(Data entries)
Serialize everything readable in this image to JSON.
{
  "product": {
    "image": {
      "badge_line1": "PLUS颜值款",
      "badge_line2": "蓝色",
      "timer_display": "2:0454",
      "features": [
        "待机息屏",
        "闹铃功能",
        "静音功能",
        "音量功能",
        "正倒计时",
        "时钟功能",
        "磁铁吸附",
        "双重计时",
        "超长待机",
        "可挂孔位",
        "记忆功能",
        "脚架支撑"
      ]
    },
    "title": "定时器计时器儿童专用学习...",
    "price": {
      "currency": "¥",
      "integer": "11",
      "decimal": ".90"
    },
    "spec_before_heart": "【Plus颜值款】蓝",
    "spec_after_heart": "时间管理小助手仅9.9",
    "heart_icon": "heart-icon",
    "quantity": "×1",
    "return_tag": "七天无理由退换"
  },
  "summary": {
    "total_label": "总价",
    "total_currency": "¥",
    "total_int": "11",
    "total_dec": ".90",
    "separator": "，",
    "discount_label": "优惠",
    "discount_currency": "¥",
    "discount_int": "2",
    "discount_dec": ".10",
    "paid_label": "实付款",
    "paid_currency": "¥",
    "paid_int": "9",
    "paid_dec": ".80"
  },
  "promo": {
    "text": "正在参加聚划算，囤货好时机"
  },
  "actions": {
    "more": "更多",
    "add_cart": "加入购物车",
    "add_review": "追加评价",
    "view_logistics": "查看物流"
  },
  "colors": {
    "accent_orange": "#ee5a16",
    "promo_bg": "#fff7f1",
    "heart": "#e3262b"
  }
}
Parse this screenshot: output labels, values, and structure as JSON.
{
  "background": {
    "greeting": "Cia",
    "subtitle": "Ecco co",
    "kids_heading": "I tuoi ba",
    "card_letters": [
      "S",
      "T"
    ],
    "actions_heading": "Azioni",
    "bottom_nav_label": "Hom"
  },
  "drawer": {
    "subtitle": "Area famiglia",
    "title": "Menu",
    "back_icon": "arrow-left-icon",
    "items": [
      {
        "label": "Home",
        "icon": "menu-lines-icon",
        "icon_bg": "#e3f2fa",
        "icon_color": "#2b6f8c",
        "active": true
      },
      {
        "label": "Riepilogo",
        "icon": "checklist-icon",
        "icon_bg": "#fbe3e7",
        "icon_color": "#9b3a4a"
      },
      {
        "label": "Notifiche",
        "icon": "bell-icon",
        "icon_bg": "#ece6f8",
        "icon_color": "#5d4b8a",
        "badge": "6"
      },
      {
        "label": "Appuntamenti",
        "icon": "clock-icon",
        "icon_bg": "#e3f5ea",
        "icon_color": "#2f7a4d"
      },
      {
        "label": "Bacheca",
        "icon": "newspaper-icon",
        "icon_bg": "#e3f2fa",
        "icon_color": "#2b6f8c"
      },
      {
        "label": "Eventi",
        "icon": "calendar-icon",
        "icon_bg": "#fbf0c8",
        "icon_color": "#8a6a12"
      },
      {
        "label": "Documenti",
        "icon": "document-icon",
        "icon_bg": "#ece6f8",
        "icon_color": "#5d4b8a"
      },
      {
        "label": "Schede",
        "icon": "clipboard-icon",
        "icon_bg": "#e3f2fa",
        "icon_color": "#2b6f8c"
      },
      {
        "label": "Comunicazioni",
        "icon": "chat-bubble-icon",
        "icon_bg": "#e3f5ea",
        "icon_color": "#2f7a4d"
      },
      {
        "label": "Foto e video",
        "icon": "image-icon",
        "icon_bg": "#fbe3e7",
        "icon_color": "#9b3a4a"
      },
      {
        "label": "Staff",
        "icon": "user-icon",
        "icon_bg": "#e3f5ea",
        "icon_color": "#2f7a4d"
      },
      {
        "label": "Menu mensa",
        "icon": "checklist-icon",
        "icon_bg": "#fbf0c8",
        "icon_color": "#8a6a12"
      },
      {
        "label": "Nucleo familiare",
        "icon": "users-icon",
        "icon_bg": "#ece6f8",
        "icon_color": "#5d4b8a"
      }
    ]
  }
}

## What is required
The entries above should be repeated exactly, every one of them.

## Response to this task
Serialize everything readable in this image to JSON.
{
  "product": {
    "image": {
      "badge_line1": "PLUS颜值款",
      "badge_line2": "蓝色",
      "timer_display": "2:0454",
      "features": [
        "待机息屏",
        "闹铃功能",
        "静音功能",
        "音量功能",
        "正倒计时",
        "时钟功能",
        "磁铁吸附",
        "双重计时",
        "超长待机",
        "可挂孔位",
        "记忆功能",
        "脚架支撑"
      ]
    },
    "title": "定时器计时器儿童专用学习...",
    "price": {
      "currency": "¥",
      "integer": "11",
      "decimal": ".90"
    },
    "spec_before_heart": "【Plus颜值款】蓝",
    "spec_after_heart": "时间管理小助手仅9.9",
    "heart_icon": "heart-icon",
    "quantity": "×1",
    "return_tag": "七天无理由退换"
  },
  "summary": {
    "total_label": "总价",
    "total_currency": "¥",
    "total_int": "11",
    "total_dec": ".90",
    "separator": "，",
    "discount_label": "优惠",
    "discount_currency": "¥",
    "discount_int": "2",
    "discount_dec": ".10",
    "paid_label": "实付款",
    "paid_currency": "¥",
    "paid_int": "9",
    "paid_dec": ".80"
  },
  "promo": {
    "text": "正在参加聚划算，囤货好时机"
  },
  "actions": {
    "more": "更多",
    "add_cart": "加入购物车",
    "add_review": "追加评价",
    "view_logistics": "查看物流"
  },
  "colors": {
    "accent_orange": "#ee5a16",
    "promo_bg": "#fff7f1",
    "heart": "#e3262b"
  }
}
Parse this screenshot: output labels, values, and structure as JSON.
{
  "background": {
    "greeting": "Cia",
    "subtitle": "Ecco co",
    "kids_heading": "I tuoi ba",
    "card_letters": [
      "S",
      "T"
    ],
    "actions_heading": "Azioni",
    "bottom_nav_label": "Hom"
  },
  "drawer": {
    "subtitle": "Area famiglia",
    "title": "Menu",
    "back_icon": "arrow-left-icon",
    "items": [
      {
        "label": "Home",
        "icon": "menu-lines-icon",
        "icon_bg": "#e3f2fa",
        "icon_color": "#2b6f8c",
        "active": true
      },
      {
        "label": "Riepilogo",
        "icon": "checklist-icon",
        "icon_bg": "#fbe3e7",
        "icon_color": "#9b3a4a"
      },
      {
        "label": "Notifiche",
        "icon": "bell-icon",
        "icon_bg": "#ece6f8",
        "icon_color": "#5d4b8a",
        "badge": "6"
      },
      {
        "label": "Appuntamenti",
        "icon": "clock-icon",
        "icon_bg": "#e3f5ea",
        "icon_color": "#2f7a4d"
      },
      {
        "label": "Bacheca",
        "icon": "newspaper-icon",
        "icon_bg": "#e3f2fa",
        "icon_color": "#2b6f8c"
      },
      {
        "label": "Eventi",
        "icon": "calendar-icon",
        "icon_bg": "#fbf0c8",
        "icon_color": "#8a6a12"
      },
      {
        "label": "Documenti",
        "icon": "document-icon",
        "icon_bg": "#ece6f8",
        "icon_color": "#5d4b8a"
      },
      {
        "label": "Schede",
        "icon": "clipboard-icon",
        "icon_bg": "#e3f2fa",
        "icon_color": "#2b6f8c"
      },
      {
        "label": "Comunicazioni",
        "icon": "chat-bubble-icon",
        "icon_bg": "#e3f5ea",
        "icon_color": "#2f7a4d"
      },
      {
        "label": "Foto e video",
        "icon": "image-icon",
        "icon_bg": "#fbe3e7",
        "icon_color": "#9b3a4a"
      },
      {
        "label": "Staff",
        "icon": "user-icon",
        "icon_bg": "#e3f5ea",
        "icon_color": "#2f7a4d"
      },
      {
        "label": "Menu mensa",
        "icon": "checklist-icon",
        "icon_bg": "#fbf0c8",
        "icon_color": "#8a6a12"
      },
      {
        "label": "Nucleo familiare",
        "icon": "users-icon",
        "icon_bg": "#ece6f8",
        "icon_color": "#5d4b8a"
      }
    ]
  }
}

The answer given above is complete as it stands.